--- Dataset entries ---
———

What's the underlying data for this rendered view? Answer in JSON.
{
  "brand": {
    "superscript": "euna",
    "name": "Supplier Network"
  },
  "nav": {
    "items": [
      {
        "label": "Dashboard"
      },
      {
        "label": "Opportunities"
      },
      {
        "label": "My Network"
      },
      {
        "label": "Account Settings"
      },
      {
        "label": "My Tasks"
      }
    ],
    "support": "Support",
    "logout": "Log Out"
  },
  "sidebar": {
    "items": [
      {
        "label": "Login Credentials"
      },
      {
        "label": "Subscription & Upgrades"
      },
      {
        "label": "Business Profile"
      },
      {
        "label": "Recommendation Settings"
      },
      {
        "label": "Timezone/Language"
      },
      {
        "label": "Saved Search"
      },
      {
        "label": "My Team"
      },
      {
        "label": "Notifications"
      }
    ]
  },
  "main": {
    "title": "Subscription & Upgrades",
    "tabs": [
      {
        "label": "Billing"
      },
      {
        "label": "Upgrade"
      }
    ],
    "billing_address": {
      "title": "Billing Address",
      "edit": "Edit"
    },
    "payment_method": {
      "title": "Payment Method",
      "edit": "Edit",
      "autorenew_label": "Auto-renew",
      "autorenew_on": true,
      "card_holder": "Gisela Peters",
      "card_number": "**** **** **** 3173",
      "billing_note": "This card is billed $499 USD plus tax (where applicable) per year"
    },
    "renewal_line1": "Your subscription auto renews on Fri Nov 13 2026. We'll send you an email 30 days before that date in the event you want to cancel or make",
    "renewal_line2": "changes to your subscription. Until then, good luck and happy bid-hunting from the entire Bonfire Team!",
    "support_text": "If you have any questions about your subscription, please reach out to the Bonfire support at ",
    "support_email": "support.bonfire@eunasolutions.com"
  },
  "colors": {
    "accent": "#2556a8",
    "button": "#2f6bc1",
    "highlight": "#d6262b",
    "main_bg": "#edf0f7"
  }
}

———

--- Direction ---
Write out the entries above word for word.

--- Solution for this exercise ---
What's the underlying data for this rendered view? Answer in JSON.
{
  "brand": {
    "superscript": "euna",
    "name": "Supplier Network"
  },
  "nav": {
    "items": [
      {
        "label": "Dashboard"
      },
      {
        "label": "Opportunities"
      },
      {
        "label": "My Network"
      },
      {
        "label": "Account Settings"
      },
      {
        "label": "My Tasks"
      }
    ],
    "support": "Support",
    "logout": "Log Out"
  },
  "sidebar": {
    "items": [
      {
        "label": "Login Credentials"
      },
      {
        "label": "Subscription & Upgrades"
      },
      {
        "label": "Business Profile"
      },
      {
        "label": "Recommendation Settings"
      },
      {
        "label": "Timezone/Language"
      },
      {
        "label": "Saved Search"
      },
      {
        "label": "My Team"
      },
      {
        "label": "Notifications"
      }
    ]
  },
  "main": {
    "title": "Subscription & Upgrades",
    "tabs": [
      {
        "label": "Billing"
      },
      {
        "label": "Upgrade"
      }
    ],
    "billing_address": {
      "title": "Billing Address",
      "edit": "Edit"
    },
    "payment_method": {
      "title": "Payment Method",
      "edit": "Edit",
      "autorenew_label": "Auto-renew",
      "autorenew_on": true,
      "card_holder": "Gisela Peters",
      "card_number": "**** **** **** 3173",
      "billing_note": "This card is billed $499 USD plus tax (where applicable) per year"
    },
    "renewal_line1": "Your subscription auto renews on Fri Nov 13 2026. We'll send you an email 30 days before that date in the event you want to cancel or make",
    "renewal_line2": "changes to your subscription. Until then, good luck and happy bid-hunting from the entire Bonfire Team!",
    "support_text": "If you have any questions about your subscription, please reach out to the Bonfire support at ",
    "support_email": "support.bonfire@eunasolutions.com"
  },
  "colors": {
    "accent": "#2556a8",
    "button": "#2f6bc1",
    "highlight": "#d6262b",
    "main_bg": "#edf0f7"
  }
}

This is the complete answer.